[Records about charts and figures]
** Begin **
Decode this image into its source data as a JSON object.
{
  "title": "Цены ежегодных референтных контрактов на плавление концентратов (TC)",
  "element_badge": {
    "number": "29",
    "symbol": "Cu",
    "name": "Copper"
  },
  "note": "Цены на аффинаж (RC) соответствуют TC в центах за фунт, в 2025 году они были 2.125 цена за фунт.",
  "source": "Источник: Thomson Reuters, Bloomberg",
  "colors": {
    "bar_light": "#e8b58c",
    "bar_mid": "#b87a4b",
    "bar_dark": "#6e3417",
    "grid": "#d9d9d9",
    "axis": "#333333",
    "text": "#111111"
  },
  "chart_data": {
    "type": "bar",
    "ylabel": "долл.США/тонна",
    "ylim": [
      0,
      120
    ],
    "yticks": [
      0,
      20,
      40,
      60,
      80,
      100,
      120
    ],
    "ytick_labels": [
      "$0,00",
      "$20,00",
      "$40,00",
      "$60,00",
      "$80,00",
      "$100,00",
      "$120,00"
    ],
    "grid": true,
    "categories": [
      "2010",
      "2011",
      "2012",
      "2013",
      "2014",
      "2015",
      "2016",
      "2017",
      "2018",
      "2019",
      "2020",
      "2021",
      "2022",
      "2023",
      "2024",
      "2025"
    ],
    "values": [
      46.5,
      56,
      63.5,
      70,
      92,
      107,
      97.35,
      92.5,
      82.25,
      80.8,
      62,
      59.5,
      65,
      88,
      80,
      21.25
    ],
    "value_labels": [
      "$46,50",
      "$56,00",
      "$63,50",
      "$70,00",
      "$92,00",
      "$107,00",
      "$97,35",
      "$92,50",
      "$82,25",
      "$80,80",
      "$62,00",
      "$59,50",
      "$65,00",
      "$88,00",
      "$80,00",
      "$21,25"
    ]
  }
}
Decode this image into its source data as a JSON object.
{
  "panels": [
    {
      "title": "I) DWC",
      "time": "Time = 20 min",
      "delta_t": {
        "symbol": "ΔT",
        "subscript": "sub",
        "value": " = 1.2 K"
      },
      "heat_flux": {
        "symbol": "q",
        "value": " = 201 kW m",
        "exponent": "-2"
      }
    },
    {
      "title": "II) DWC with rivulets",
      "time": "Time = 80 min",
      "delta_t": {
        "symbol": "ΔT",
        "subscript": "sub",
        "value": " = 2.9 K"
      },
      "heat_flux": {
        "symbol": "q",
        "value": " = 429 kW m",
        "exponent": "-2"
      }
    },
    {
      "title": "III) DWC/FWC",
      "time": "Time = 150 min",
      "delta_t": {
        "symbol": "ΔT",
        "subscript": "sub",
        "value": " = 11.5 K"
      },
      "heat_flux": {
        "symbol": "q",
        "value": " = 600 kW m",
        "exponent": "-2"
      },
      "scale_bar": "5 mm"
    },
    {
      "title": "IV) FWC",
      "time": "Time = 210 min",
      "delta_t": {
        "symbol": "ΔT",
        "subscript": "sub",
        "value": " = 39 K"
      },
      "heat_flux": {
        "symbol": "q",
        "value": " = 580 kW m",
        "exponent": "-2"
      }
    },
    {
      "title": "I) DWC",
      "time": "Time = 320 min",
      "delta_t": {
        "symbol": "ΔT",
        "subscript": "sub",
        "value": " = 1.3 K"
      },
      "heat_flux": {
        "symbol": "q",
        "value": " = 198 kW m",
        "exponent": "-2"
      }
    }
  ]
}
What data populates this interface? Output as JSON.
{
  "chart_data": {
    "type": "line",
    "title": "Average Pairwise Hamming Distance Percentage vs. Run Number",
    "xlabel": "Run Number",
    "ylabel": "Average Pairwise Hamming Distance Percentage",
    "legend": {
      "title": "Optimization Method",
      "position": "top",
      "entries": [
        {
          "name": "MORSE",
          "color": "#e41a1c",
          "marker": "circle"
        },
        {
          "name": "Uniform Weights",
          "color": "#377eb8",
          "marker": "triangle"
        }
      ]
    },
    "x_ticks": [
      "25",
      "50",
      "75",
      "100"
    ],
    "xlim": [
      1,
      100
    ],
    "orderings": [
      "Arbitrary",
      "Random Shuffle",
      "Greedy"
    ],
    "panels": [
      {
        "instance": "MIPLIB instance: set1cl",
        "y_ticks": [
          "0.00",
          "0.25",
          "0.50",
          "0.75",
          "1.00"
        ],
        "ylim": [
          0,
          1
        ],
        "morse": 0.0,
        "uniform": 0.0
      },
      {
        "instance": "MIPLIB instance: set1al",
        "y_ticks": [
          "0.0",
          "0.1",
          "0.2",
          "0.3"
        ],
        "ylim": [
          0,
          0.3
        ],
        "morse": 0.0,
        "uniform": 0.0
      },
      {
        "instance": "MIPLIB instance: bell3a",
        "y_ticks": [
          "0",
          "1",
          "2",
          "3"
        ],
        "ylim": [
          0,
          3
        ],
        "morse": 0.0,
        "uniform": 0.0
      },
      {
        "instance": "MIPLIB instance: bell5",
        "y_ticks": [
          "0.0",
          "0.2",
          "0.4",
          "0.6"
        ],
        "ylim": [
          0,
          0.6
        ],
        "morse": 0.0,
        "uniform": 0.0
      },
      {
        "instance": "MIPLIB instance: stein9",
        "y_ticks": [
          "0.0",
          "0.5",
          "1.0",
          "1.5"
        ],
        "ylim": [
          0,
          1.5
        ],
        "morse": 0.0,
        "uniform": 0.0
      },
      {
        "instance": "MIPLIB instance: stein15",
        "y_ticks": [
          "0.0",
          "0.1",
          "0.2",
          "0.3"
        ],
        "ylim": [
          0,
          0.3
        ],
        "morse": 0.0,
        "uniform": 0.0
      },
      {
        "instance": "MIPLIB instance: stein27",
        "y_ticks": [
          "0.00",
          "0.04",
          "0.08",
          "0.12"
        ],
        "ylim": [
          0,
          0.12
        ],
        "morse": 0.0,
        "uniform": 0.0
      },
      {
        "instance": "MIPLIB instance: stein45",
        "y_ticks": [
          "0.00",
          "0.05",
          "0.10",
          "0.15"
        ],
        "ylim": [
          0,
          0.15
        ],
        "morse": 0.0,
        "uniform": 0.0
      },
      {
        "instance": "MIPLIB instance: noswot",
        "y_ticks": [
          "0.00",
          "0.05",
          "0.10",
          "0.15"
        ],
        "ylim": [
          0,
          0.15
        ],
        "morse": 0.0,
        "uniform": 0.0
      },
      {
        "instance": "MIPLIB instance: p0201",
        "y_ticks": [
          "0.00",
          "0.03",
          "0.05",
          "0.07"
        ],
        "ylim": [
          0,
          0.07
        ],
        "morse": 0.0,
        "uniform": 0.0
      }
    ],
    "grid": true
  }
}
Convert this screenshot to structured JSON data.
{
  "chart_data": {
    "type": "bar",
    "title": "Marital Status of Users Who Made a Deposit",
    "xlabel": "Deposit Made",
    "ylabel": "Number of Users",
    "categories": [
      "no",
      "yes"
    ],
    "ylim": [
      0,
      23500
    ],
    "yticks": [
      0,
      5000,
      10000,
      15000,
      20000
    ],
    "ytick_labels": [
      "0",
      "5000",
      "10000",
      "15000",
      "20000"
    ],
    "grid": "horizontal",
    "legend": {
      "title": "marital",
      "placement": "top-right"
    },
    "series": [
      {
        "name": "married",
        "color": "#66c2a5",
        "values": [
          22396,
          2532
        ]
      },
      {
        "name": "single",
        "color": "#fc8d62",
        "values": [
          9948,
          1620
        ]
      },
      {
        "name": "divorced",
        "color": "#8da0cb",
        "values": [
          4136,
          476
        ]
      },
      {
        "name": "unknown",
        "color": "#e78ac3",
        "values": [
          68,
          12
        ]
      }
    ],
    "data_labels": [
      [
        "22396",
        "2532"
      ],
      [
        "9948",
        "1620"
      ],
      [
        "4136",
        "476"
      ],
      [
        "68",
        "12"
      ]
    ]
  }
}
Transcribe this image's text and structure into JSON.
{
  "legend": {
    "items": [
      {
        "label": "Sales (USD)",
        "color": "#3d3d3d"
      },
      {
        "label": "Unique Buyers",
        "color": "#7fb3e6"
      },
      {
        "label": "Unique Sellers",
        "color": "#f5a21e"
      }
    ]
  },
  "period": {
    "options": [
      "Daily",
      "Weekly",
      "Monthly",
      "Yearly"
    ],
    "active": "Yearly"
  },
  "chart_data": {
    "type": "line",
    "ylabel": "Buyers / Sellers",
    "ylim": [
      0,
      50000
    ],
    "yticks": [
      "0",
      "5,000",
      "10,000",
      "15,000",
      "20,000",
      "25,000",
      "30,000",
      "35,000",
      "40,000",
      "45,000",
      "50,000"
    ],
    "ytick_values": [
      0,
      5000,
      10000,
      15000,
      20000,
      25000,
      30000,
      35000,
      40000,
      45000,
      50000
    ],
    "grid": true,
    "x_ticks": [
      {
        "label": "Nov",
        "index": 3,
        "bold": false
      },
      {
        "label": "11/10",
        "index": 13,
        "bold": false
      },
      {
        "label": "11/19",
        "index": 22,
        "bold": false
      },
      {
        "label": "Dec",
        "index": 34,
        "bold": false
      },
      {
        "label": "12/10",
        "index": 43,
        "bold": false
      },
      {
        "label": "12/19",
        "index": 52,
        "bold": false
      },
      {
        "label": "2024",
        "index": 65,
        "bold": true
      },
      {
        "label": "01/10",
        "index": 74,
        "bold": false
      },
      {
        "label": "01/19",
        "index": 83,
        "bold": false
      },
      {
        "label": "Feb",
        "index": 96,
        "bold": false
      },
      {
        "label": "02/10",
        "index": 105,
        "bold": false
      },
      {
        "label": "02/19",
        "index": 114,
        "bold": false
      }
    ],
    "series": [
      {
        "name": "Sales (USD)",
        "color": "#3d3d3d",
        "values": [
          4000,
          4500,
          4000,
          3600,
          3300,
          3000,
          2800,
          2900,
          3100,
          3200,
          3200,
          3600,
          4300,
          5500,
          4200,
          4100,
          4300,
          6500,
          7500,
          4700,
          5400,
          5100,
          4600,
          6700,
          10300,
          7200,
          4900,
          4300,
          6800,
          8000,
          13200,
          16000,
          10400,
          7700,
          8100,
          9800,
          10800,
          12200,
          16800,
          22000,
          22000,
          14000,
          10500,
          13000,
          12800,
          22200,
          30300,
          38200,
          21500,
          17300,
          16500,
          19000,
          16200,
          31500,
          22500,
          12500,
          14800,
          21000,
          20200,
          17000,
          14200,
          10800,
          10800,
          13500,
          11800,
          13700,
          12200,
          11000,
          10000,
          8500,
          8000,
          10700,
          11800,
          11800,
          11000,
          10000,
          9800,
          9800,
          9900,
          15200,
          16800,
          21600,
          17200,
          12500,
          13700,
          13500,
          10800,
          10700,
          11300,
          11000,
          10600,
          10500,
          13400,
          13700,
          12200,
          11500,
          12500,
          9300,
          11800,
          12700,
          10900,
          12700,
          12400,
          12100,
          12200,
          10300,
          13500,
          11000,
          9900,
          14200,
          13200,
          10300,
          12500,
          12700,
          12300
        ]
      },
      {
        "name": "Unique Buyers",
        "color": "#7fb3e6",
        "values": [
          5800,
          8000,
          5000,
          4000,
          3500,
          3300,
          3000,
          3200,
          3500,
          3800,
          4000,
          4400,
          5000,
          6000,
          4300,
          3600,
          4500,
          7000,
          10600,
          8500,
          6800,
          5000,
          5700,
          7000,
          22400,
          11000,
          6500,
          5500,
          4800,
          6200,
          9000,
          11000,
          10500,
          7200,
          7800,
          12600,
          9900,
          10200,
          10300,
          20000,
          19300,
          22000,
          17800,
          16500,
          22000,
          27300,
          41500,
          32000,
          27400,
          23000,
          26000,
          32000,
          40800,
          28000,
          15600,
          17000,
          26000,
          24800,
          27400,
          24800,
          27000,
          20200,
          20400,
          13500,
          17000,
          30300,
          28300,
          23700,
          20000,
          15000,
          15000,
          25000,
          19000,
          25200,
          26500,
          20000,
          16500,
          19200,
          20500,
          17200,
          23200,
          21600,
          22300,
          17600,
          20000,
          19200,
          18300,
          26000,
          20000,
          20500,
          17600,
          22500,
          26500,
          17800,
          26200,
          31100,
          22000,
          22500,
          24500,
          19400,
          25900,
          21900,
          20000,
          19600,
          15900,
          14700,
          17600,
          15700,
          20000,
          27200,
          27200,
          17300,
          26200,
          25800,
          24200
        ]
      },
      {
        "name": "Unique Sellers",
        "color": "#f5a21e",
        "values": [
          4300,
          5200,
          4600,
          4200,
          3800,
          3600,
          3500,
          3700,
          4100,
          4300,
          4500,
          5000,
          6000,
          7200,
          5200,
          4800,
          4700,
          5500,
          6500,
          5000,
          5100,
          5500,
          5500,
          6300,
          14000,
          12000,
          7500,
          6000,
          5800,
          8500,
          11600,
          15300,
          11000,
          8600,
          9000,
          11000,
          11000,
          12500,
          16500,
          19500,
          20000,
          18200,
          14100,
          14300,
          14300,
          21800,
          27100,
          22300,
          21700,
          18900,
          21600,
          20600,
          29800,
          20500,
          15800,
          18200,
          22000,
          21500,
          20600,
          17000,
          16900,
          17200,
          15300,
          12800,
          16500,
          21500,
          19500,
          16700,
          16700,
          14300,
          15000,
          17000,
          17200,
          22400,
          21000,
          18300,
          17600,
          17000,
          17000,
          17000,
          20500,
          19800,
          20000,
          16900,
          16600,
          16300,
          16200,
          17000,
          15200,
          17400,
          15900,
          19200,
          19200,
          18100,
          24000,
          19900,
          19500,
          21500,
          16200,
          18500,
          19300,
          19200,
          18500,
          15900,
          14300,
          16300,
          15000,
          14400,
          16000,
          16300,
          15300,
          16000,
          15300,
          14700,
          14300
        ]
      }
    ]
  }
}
** End **
[TASK OBJECTIVE]
Copy out each line of the records where the string "Buyers" appears.

[WORKED ANSWER]
        "label": "Unique Buyers",
    "ylabel": "Buyers / Sellers",
        "name": "Unique Buyers",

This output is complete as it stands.